Exercise objective:
Can you transcribe every entry word for word, skipping the images?

Dataset excerpts
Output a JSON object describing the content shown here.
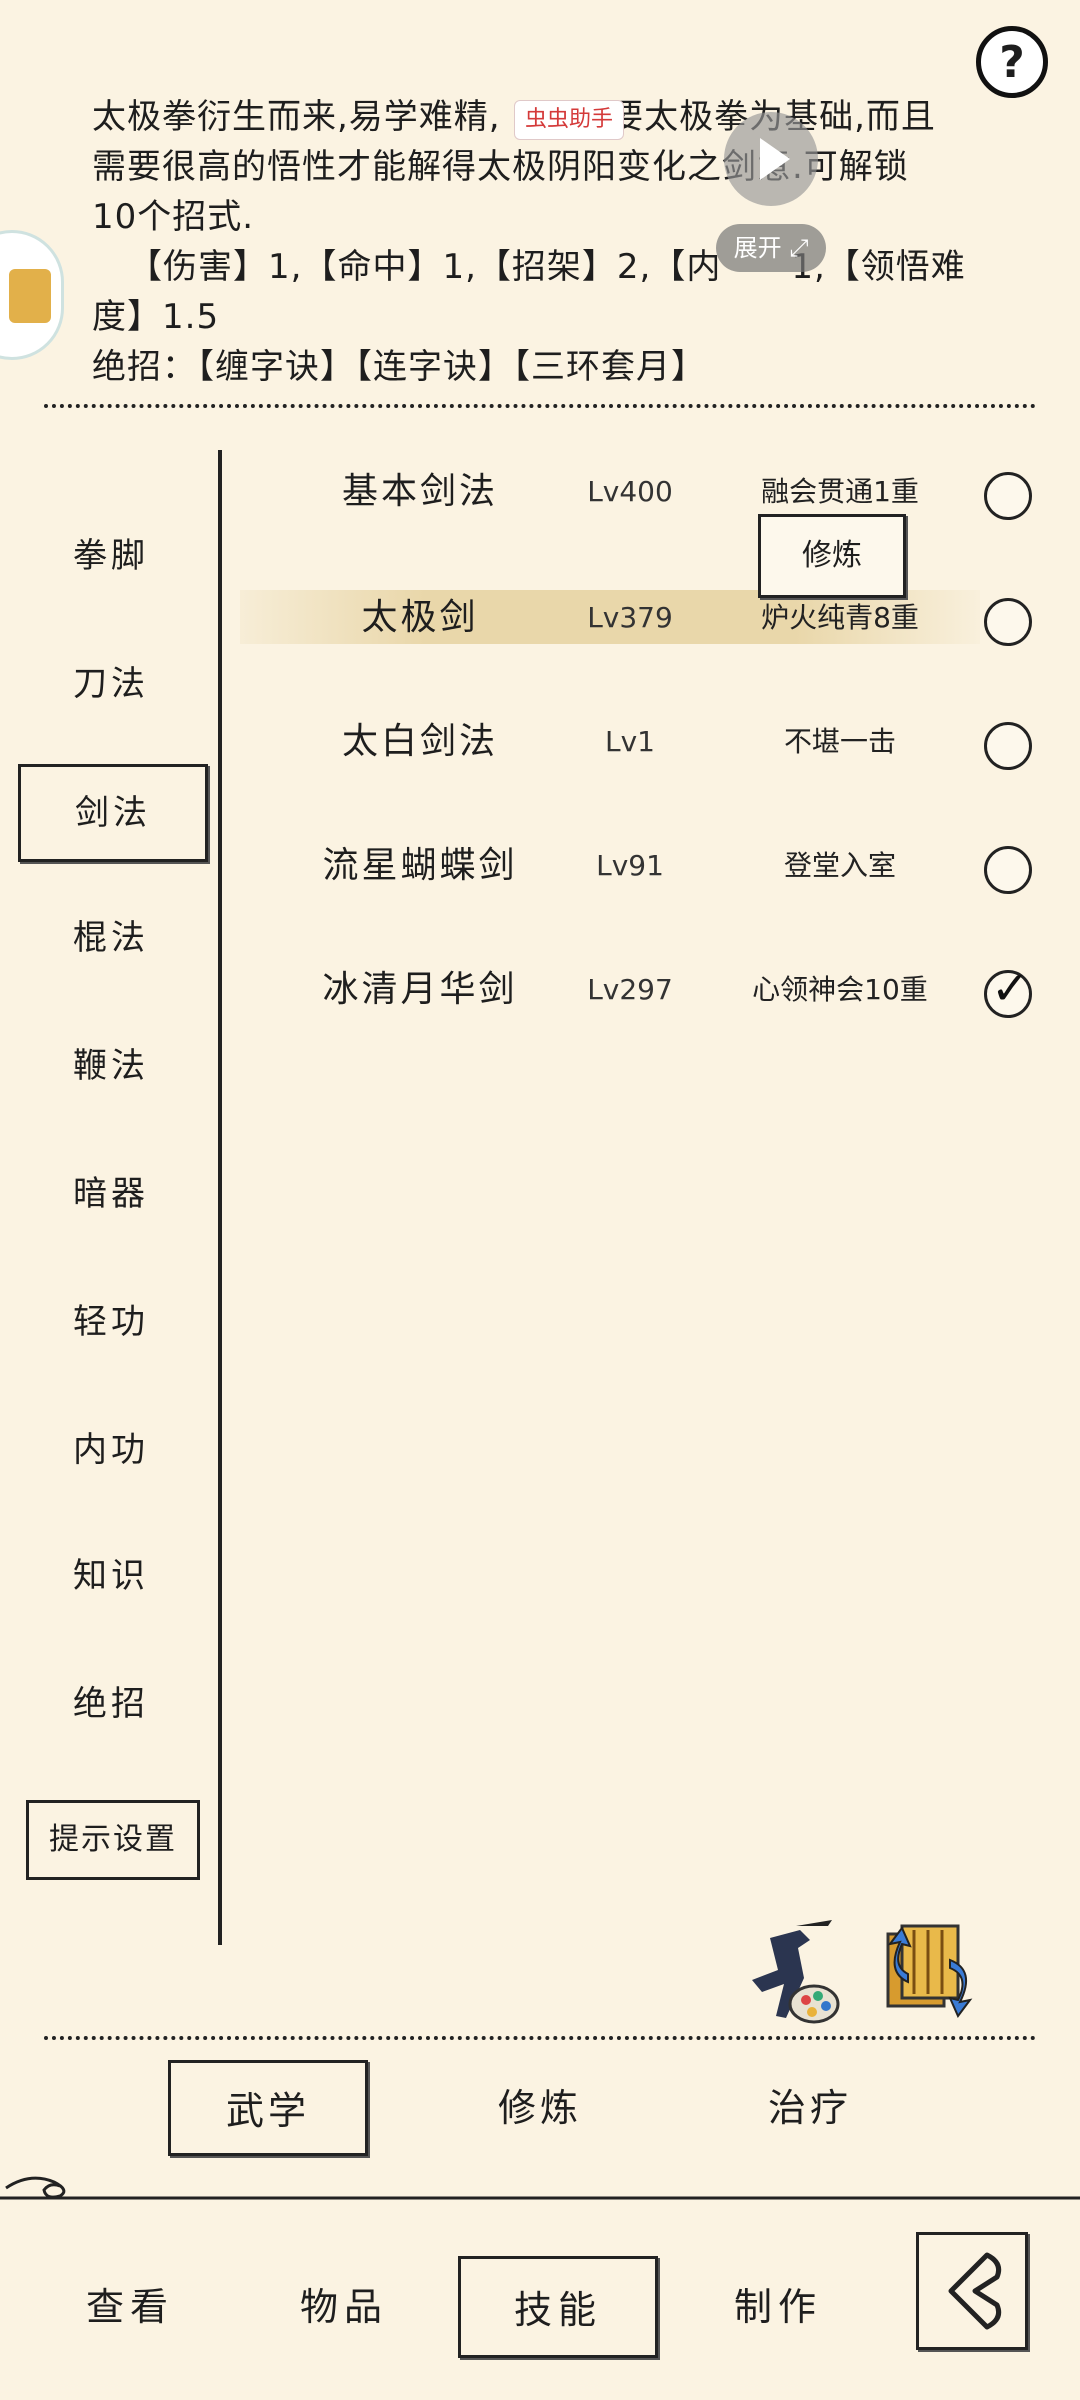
{
  "description": {
    "line1": "太极拳衍生而来,易学难精,",
    "line1b": ";要太极拳为基础,而且",
    "line2": "需要很高的悟性才能解得太极阴阳变化之剑意.可解锁",
    "line3": "10个招式.",
    "stats_a": "【伤害】1,【命中】1,【招架】2,【内",
    "stats_b": "1,【领悟难",
    "stats_c": "度】1.5",
    "ultimate_label": "绝招：",
    "ultimates": "【缠字诀】【连字诀】【三环套月】"
  },
  "overlay": {
    "helper_tag": "虫虫助手",
    "expand_label": "展开"
  },
  "help_label": "?",
  "categories": [
    {
      "label": "拳脚"
    },
    {
      "label": "刀法"
    },
    {
      "label": "剑法"
    },
    {
      "label": "棍法"
    },
    {
      "label": "鞭法"
    },
    {
      "label": "暗器"
    },
    {
      "label": "轻功"
    },
    {
      "label": "内功"
    },
    {
      "label": "知识"
    },
    {
      "label": "绝招"
    }
  ],
  "selected_category": "剑法",
  "hint_settings_label": "提示设置",
  "skills": [
    {
      "name": "基本剑法",
      "level": "Lv400",
      "rank": "融会贯通1重",
      "checked": false
    },
    {
      "name": "太极剑",
      "level": "Lv379",
      "rank": "炉火纯青8重",
      "checked": false
    },
    {
      "name": "太白剑法",
      "level": "Lv1",
      "rank": "不堪一击",
      "checked": false
    },
    {
      "name": "流星蝴蝶剑",
      "level": "Lv91",
      "rank": "登堂入室",
      "checked": false
    },
    {
      "name": "冰清月华剑",
      "level": "Lv297",
      "rank": "心领神会10重",
      "checked": true
    }
  ],
  "train_popup_label": "修炼",
  "subtabs": [
    {
      "label": "武学"
    },
    {
      "label": "修炼"
    },
    {
      "label": "治疗"
    }
  ],
  "nav": [
    {
      "label": "查看"
    },
    {
      "label": "物品"
    },
    {
      "label": "技能"
    },
    {
      "label": "制作"
    }
  ],
  "colors": {
    "background": "#fbf3e2",
    "ink": "#1e1e1e",
    "highlight": "#e6d2a0",
    "tag_red": "#d43a3a"
  }
}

Correct response:
Output a JSON object describing the content shown here.
{
  "description": {
    "line1": "太极拳衍生而来,易学难精,",
    "line1b": ";要太极拳为基础,而且",
    "line2": "需要很高的悟性才能解得太极阴阳变化之剑意.可解锁",
    "line3": "10个招式.",
    "stats_a": "【伤害】1,【命中】1,【招架】2,【内",
    "stats_b": "1,【领悟难",
    "stats_c": "度】1.5",
    "ultimate_label": "绝招：",
    "ultimates": "【缠字诀】【连字诀】【三环套月】"
  },
  "overlay": {
    "helper_tag": "虫虫助手",
    "expand_label": "展开"
  },
  "help_label": "?",
  "categories": [
    {
      "label": "拳脚"
    },
    {
      "label": "刀法"
    },
    {
      "label": "剑法"
    },
    {
      "label": "棍法"
    },
    {
      "label": "鞭法"
    },
    {
      "label": "暗器"
    },
    {
      "label": "轻功"
    },
    {
      "label": "内功"
    },
    {
      "label": "知识"
    },
    {
      "label": "绝招"
    }
  ],
  "selected_category": "剑法",
  "hint_settings_label": "提示设置",
  "skills": [
    {
      "name": "基本剑法",
      "level": "Lv400",
      "rank": "融会贯通1重",
      "checked": false
    },
    {
      "name": "太极剑",
      "level": "Lv379",
      "rank": "炉火纯青8重",
      "checked": false
    },
    {
      "name": "太白剑法",
      "level": "Lv1",
      "rank": "不堪一击",
      "checked": false
    },
    {
      "name": "流星蝴蝶剑",
      "level": "Lv91",
      "rank": "登堂入室",
      "checked": false
    },
    {
      "name": "冰清月华剑",
      "level": "Lv297",
      "rank": "心领神会10重",
      "checked": true
    }
  ],
  "train_popup_label": "修炼",
  "subtabs": [
    {
      "label": "武学"
    },
    {
      "label": "修炼"
    },
    {
      "label": "治疗"
    }
  ],
  "nav": [
    {
      "label": "查看"
    },
    {
      "label": "物品"
    },
    {
      "label": "技能"
    },
    {
      "label": "制作"
    }
  ],
  "colors": {
    "background": "#fbf3e2",
    "ink": "#1e1e1e",
    "highlight": "#e6d2a0",
    "tag_red": "#d43a3a"
  }
}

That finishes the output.